### Set task
Go through the material and tally the lines containing the string "screenshot". Give the total alone.

------------

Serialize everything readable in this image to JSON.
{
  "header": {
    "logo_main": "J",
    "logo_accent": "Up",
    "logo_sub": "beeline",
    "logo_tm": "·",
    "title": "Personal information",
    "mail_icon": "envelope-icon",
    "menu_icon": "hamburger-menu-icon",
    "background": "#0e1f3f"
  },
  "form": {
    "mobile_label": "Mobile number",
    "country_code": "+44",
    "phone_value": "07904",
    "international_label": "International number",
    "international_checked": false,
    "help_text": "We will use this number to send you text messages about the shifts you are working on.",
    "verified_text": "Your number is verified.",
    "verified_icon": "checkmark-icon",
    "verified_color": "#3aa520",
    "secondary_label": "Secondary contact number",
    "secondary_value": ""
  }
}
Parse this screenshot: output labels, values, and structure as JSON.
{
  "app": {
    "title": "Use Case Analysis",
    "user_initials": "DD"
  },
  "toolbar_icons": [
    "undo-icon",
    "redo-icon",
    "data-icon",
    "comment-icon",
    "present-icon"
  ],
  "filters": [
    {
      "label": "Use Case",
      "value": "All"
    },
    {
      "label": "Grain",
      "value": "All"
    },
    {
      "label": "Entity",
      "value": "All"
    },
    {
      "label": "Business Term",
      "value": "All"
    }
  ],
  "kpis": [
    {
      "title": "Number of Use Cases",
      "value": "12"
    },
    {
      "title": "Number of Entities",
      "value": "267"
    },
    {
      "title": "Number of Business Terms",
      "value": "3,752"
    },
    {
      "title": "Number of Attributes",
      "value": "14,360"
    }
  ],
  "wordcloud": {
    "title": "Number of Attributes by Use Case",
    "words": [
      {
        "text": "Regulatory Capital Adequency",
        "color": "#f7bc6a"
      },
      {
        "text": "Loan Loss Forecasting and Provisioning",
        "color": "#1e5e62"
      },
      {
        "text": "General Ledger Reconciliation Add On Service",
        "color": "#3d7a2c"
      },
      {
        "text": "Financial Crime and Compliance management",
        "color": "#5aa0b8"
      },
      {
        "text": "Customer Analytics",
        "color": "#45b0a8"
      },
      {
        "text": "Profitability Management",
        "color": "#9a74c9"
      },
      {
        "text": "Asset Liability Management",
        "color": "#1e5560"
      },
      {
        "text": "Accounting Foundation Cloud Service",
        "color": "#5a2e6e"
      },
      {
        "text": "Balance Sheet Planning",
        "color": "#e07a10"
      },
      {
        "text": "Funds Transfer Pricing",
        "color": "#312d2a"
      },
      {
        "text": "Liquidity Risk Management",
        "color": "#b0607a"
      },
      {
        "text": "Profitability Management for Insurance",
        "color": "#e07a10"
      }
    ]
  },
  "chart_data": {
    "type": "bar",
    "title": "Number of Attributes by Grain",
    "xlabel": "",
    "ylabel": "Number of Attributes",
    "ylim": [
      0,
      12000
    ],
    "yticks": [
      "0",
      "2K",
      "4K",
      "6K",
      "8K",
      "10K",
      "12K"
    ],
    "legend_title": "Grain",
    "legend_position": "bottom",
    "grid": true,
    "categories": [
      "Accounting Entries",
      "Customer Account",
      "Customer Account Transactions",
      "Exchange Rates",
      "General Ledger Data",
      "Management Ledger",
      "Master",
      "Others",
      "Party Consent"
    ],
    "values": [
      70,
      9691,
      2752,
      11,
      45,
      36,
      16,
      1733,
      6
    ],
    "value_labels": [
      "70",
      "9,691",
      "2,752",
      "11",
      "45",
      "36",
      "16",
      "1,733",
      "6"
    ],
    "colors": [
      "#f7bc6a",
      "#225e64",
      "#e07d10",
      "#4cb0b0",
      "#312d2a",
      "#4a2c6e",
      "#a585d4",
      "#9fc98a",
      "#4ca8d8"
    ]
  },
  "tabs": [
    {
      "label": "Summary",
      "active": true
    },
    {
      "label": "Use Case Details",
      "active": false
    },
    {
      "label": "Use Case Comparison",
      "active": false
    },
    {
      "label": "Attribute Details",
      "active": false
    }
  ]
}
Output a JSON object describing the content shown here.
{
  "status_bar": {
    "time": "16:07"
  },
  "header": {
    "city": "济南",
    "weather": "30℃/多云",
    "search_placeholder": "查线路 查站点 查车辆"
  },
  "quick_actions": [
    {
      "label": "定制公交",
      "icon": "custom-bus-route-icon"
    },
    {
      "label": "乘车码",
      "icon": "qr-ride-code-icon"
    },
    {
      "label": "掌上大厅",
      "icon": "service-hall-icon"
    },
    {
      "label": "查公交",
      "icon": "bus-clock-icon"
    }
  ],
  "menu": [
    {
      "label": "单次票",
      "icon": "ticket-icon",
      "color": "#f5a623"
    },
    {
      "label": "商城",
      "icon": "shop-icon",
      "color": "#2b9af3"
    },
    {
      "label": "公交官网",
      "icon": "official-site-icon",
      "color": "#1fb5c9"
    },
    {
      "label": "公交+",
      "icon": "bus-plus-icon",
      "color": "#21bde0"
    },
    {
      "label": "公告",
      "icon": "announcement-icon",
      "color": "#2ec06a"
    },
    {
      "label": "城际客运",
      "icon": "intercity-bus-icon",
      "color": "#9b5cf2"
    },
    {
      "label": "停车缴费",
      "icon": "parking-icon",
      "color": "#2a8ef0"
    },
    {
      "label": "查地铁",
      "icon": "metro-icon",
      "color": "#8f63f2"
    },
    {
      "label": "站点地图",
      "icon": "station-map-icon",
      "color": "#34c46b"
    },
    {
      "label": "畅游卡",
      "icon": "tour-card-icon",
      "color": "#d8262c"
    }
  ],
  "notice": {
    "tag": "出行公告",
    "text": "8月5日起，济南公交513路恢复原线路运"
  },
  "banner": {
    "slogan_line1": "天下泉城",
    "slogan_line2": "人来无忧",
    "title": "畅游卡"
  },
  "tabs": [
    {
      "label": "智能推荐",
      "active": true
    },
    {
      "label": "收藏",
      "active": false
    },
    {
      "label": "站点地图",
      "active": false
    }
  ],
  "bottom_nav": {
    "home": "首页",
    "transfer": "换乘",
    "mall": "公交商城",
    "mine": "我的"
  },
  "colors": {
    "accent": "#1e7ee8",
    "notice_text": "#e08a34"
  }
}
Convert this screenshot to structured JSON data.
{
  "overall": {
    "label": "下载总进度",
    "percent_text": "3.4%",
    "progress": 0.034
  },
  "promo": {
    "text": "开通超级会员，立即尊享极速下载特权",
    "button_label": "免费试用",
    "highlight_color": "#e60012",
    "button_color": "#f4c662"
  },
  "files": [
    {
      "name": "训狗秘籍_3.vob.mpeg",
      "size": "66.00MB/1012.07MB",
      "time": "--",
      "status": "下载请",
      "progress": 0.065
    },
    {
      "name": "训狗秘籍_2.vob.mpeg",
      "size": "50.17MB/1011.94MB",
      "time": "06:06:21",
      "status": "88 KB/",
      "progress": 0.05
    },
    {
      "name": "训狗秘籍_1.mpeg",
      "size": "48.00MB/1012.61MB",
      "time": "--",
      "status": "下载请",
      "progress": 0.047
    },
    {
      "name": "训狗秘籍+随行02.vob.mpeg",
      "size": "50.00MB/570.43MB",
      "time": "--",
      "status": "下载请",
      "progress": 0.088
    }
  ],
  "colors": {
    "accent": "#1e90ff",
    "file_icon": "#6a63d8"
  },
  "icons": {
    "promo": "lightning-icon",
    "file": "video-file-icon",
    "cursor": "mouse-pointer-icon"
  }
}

------------

### Exercise result
2